Extract every line that contains the string "مردويه".

[Extracted records]
··········
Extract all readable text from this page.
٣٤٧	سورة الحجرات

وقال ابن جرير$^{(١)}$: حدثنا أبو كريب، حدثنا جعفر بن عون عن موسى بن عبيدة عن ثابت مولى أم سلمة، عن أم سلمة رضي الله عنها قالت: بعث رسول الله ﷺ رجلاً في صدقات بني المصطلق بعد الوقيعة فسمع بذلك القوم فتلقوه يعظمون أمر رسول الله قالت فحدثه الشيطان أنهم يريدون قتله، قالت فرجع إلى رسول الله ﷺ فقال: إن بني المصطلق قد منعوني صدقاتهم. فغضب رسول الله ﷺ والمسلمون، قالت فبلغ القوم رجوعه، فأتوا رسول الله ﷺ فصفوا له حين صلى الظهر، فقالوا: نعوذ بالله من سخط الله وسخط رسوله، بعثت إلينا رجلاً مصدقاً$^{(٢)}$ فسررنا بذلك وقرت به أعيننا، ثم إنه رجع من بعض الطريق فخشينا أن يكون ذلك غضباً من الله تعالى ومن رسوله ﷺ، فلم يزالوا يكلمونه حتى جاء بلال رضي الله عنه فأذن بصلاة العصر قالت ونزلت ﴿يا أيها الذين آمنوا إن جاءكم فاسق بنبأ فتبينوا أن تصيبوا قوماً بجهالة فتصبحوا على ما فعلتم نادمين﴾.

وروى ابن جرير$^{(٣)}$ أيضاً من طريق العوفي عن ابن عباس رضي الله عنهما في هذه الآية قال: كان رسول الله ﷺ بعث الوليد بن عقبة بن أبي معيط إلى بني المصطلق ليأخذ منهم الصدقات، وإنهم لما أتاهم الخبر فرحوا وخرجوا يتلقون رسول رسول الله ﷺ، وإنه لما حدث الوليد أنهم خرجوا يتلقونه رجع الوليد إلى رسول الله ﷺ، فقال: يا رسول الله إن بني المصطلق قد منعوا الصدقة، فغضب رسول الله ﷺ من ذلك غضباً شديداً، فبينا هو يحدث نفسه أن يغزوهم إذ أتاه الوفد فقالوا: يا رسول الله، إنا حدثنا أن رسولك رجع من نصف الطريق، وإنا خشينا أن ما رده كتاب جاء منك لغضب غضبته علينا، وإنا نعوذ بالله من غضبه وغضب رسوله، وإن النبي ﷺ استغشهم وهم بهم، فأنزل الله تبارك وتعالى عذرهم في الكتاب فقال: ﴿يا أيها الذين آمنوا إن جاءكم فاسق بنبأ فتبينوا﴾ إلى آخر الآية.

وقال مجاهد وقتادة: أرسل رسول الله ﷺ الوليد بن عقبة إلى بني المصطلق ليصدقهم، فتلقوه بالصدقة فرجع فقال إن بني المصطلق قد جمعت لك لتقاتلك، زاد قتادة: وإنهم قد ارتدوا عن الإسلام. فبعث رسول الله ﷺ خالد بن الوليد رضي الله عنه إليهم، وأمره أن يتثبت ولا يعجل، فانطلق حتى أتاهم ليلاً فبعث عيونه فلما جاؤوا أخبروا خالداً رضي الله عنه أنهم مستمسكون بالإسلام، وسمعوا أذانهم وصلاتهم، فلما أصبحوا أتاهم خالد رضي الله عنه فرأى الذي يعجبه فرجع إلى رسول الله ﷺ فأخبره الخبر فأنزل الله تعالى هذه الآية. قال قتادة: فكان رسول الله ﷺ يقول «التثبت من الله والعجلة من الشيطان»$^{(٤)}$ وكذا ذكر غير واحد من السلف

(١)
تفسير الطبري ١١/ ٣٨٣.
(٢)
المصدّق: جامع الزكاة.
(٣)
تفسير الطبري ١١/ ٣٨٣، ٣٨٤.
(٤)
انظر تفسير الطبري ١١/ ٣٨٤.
··········
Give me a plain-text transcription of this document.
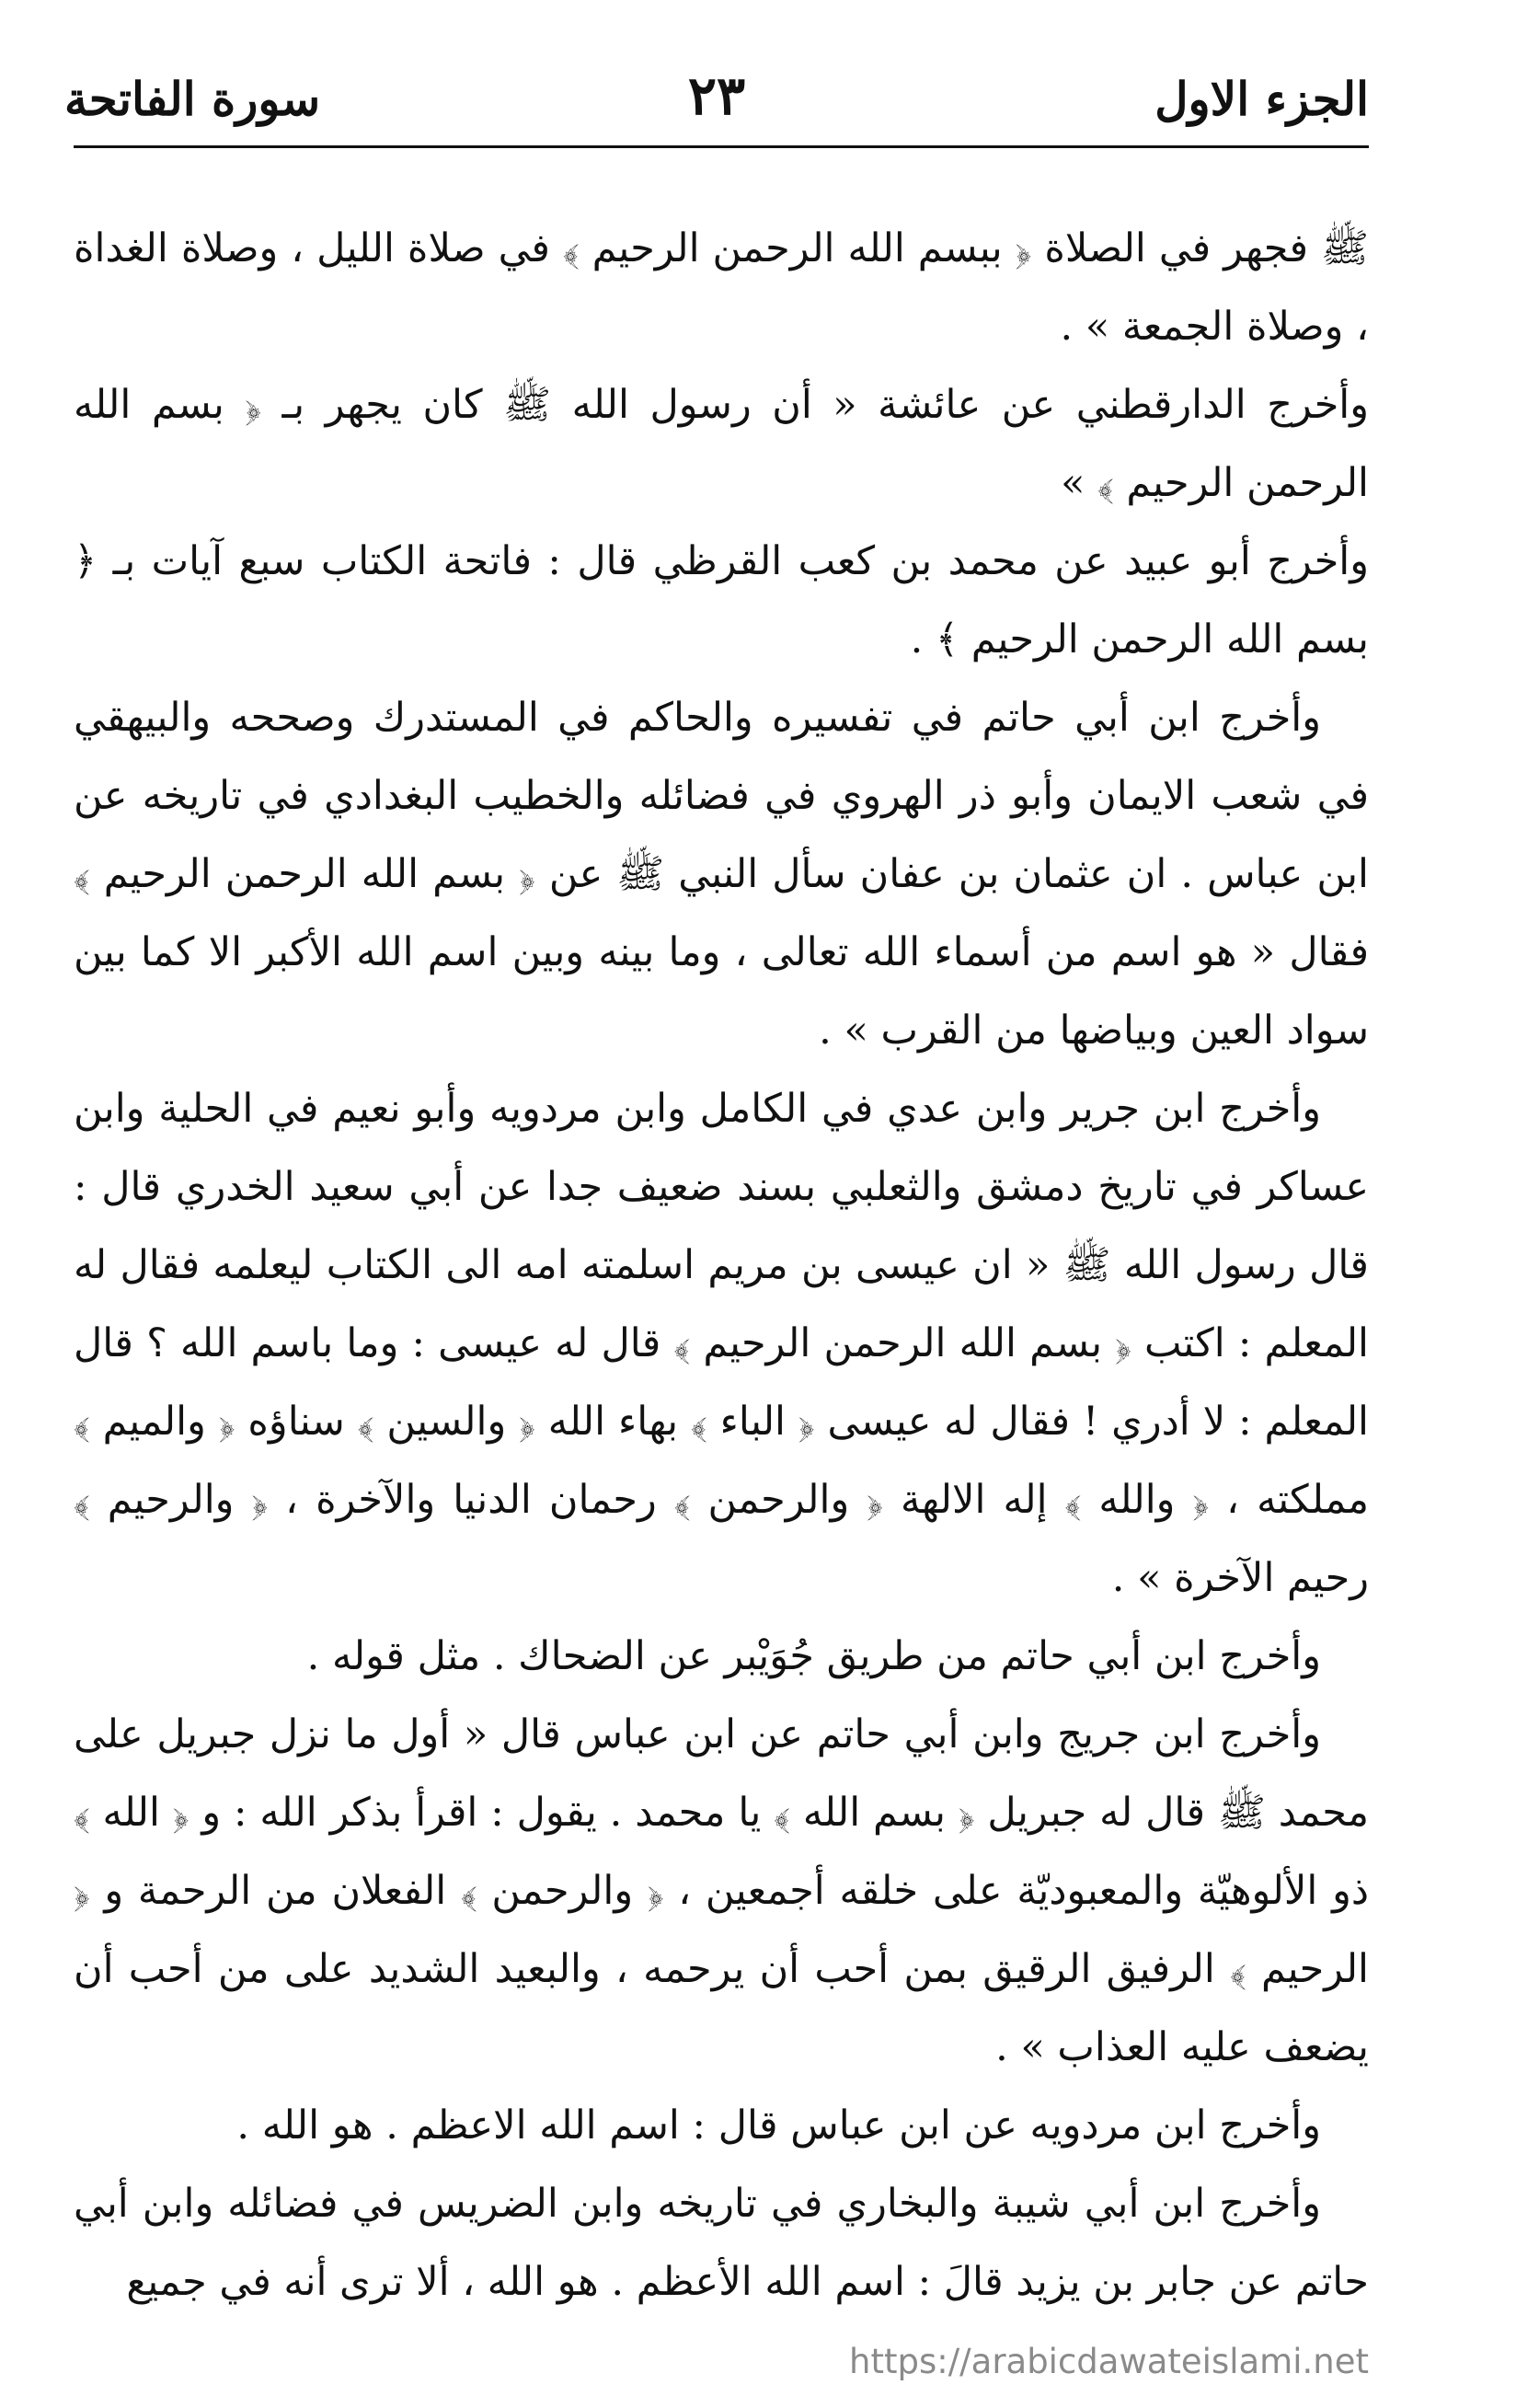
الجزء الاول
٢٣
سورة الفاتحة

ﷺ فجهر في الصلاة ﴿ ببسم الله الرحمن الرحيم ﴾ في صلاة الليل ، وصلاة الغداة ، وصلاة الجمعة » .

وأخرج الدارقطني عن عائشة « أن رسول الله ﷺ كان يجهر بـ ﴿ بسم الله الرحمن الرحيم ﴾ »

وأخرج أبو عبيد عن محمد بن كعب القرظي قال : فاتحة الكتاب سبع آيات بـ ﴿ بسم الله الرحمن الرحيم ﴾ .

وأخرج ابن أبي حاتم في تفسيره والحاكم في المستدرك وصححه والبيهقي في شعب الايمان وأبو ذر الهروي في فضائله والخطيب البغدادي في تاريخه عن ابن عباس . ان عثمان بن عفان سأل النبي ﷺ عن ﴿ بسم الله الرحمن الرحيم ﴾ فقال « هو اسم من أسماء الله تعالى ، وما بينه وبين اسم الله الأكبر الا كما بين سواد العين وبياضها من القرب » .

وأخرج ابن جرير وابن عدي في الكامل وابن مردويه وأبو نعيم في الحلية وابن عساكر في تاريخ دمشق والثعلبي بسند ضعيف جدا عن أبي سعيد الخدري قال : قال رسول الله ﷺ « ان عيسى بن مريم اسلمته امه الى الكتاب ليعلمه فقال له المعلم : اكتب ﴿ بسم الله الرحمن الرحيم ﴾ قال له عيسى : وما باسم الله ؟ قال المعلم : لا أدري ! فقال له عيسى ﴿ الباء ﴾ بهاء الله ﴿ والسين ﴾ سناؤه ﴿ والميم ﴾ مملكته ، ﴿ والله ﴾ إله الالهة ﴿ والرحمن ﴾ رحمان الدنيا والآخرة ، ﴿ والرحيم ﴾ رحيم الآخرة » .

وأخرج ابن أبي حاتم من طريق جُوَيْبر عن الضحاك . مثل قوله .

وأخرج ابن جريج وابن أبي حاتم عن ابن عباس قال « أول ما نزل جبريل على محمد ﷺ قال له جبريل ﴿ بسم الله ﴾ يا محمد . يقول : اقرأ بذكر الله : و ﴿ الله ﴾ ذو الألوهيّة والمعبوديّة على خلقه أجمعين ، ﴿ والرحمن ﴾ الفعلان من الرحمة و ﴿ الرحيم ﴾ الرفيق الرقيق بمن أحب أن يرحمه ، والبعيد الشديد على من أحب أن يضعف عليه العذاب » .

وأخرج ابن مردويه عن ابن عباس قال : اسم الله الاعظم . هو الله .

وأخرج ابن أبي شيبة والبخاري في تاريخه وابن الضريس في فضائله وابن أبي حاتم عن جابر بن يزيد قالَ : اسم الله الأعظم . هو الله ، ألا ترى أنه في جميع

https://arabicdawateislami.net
··········
• _In response_:
وأخرج ابن جرير وابن عدي في الكامل وابن مردويه وأبو نعيم في الحلية وابن عساكر في تاريخ دمشق والثعلبي بسند ضعيف جدا عن أبي سعيد الخدري قال : قال رسول الله ﷺ « ان عيسى بن مريم اسلمته امه الى الكتاب ليعلمه فقال له المعلم : اكتب ﴿ بسم الله الرحمن الرحيم ﴾ قال له عيسى : وما باسم الله ؟ قال المعلم : لا أدري ! فقال له عيسى ﴿ الباء ﴾ بهاء الله ﴿ والسين ﴾ سناؤه ﴿ والميم ﴾ مملكته ، ﴿ والله ﴾ إله الالهة ﴿ والرحمن ﴾ رحمان الدنيا والآخرة ، ﴿ والرحيم ﴾ رحيم الآخرة » .
وأخرج ابن مردويه عن ابن عباس قال : اسم الله الاعظم . هو الله .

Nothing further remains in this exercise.